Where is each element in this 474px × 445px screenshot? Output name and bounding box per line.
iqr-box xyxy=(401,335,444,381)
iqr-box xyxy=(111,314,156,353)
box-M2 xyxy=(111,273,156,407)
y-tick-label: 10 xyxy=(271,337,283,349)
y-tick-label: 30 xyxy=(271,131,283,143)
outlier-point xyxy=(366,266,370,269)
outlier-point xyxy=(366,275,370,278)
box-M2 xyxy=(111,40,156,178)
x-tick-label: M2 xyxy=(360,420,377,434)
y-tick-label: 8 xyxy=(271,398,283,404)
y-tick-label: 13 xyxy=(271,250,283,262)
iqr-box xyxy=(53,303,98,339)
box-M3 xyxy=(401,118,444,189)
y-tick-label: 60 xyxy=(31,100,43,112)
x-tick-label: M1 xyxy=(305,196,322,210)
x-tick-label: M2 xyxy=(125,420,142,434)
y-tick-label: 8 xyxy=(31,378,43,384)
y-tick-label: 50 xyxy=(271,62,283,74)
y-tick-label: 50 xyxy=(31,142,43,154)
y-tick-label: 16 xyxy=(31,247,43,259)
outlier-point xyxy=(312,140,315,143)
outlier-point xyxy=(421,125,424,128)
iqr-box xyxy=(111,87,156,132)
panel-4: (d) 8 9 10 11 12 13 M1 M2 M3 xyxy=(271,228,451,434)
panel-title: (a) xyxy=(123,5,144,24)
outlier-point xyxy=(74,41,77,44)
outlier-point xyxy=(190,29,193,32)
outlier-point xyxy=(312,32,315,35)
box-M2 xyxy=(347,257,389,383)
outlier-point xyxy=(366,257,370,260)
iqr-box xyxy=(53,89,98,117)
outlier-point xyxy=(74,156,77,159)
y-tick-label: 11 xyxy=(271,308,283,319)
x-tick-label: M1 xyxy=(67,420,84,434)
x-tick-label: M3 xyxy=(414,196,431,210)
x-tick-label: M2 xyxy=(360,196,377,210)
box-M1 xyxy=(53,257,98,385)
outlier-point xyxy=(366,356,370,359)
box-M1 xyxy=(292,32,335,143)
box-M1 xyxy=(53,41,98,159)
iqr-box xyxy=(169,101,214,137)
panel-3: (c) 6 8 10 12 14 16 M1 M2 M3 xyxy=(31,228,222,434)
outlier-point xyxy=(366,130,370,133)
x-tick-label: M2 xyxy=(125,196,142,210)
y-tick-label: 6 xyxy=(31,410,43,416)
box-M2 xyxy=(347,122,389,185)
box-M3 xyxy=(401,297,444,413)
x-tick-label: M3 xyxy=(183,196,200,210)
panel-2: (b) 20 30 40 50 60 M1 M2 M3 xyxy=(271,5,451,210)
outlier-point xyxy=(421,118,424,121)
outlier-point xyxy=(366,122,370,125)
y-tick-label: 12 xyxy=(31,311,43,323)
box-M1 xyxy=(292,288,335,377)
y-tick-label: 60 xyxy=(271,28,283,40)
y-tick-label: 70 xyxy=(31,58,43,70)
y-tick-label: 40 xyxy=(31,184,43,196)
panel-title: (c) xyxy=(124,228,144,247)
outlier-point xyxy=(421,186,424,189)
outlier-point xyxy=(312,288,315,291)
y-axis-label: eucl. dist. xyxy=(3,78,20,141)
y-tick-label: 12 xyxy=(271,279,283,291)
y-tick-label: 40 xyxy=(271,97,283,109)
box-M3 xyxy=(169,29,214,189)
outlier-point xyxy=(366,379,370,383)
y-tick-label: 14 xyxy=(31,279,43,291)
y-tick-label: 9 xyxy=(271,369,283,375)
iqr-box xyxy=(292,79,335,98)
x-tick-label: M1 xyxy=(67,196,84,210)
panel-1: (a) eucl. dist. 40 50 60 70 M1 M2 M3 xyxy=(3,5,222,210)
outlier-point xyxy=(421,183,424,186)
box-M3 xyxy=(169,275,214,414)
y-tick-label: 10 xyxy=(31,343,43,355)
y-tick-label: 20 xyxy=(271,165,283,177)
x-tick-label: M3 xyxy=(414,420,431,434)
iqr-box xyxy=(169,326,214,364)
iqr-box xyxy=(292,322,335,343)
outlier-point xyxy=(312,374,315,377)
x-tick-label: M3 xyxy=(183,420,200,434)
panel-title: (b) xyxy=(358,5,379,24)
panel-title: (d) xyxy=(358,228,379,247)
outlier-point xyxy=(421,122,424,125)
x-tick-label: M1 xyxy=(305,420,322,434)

=-=-=-=-=

▶ _What you should do_
Please copy every line of the entries above without any change, keeping their original order.

▶ _Worked solution_
Where is each element in this 474px × 445px screenshot? Output name and bounding box per line.
iqr-box xyxy=(401,335,444,381)
iqr-box xyxy=(111,314,156,353)
box-M2 xyxy=(111,273,156,407)
y-tick-label: 10 xyxy=(271,337,283,349)
y-tick-label: 30 xyxy=(271,131,283,143)
outlier-point xyxy=(366,266,370,269)
outlier-point xyxy=(366,275,370,278)
box-M2 xyxy=(111,40,156,178)
x-tick-label: M2 xyxy=(360,420,377,434)
y-tick-label: 8 xyxy=(271,398,283,404)
y-tick-label: 13 xyxy=(271,250,283,262)
iqr-box xyxy=(53,303,98,339)
box-M3 xyxy=(401,118,444,189)
y-tick-label: 60 xyxy=(31,100,43,112)
x-tick-label: M1 xyxy=(305,196,322,210)
x-tick-label: M2 xyxy=(125,420,142,434)
y-tick-label: 8 xyxy=(31,378,43,384)
y-tick-label: 50 xyxy=(271,62,283,74)
y-tick-label: 50 xyxy=(31,142,43,154)
y-tick-label: 16 xyxy=(31,247,43,259)
outlier-point xyxy=(312,140,315,143)
outlier-point xyxy=(421,125,424,128)
iqr-box xyxy=(111,87,156,132)
panel-4: (d) 8 9 10 11 12 13 M1 M2 M3 xyxy=(271,228,451,434)
panel-title: (a) xyxy=(123,5,144,24)
outlier-point xyxy=(74,41,77,44)
outlier-point xyxy=(190,29,193,32)
outlier-point xyxy=(312,32,315,35)
box-M2 xyxy=(347,257,389,383)
outlier-point xyxy=(366,257,370,260)
iqr-box xyxy=(53,89,98,117)
outlier-point xyxy=(74,156,77,159)
y-tick-label: 11 xyxy=(271,308,283,319)
x-tick-label: M1 xyxy=(67,420,84,434)
x-tick-label: M3 xyxy=(414,196,431,210)
x-tick-label: M2 xyxy=(360,196,377,210)
box-M1 xyxy=(53,257,98,385)
outlier-point xyxy=(366,356,370,359)
box-M1 xyxy=(292,32,335,143)
box-M1 xyxy=(53,41,98,159)
iqr-box xyxy=(169,101,214,137)
panel-3: (c) 6 8 10 12 14 16 M1 M2 M3 xyxy=(31,228,222,434)
outlier-point xyxy=(366,130,370,133)
x-tick-label: M2 xyxy=(125,196,142,210)
y-tick-label: 6 xyxy=(31,410,43,416)
box-M2 xyxy=(347,122,389,185)
box-M3 xyxy=(401,297,444,413)
x-tick-label: M3 xyxy=(183,196,200,210)
panel-2: (b) 20 30 40 50 60 M1 M2 M3 xyxy=(271,5,451,210)
outlier-point xyxy=(421,118,424,121)
outlier-point xyxy=(366,122,370,125)
y-tick-label: 12 xyxy=(31,311,43,323)
box-M1 xyxy=(292,288,335,377)
y-tick-label: 60 xyxy=(271,28,283,40)
y-tick-label: 70 xyxy=(31,58,43,70)
y-tick-label: 40 xyxy=(31,184,43,196)
panel-title: (c) xyxy=(124,228,144,247)
outlier-point xyxy=(421,186,424,189)
outlier-point xyxy=(312,288,315,291)
y-axis-label: eucl. dist. xyxy=(3,78,20,141)
y-tick-label: 12 xyxy=(271,279,283,291)
y-tick-label: 40 xyxy=(271,97,283,109)
box-M3 xyxy=(169,29,214,189)
outlier-point xyxy=(366,379,370,383)
y-tick-label: 14 xyxy=(31,279,43,291)
y-tick-label: 9 xyxy=(271,369,283,375)
iqr-box xyxy=(292,79,335,98)
x-tick-label: M1 xyxy=(67,196,84,210)
panel-1: (a) eucl. dist. 40 50 60 70 M1 M2 M3 xyxy=(3,5,222,210)
outlier-point xyxy=(421,183,424,186)
box-M3 xyxy=(169,275,214,414)
y-tick-label: 10 xyxy=(31,343,43,355)
y-tick-label: 20 xyxy=(271,165,283,177)
x-tick-label: M3 xyxy=(414,420,431,434)
iqr-box xyxy=(169,326,214,364)
iqr-box xyxy=(292,322,335,343)
outlier-point xyxy=(312,374,315,377)
x-tick-label: M3 xyxy=(183,420,200,434)
panel-title: (b) xyxy=(358,5,379,24)
panel-title: (d) xyxy=(358,228,379,247)
outlier-point xyxy=(421,122,424,125)
x-tick-label: M1 xyxy=(305,420,322,434)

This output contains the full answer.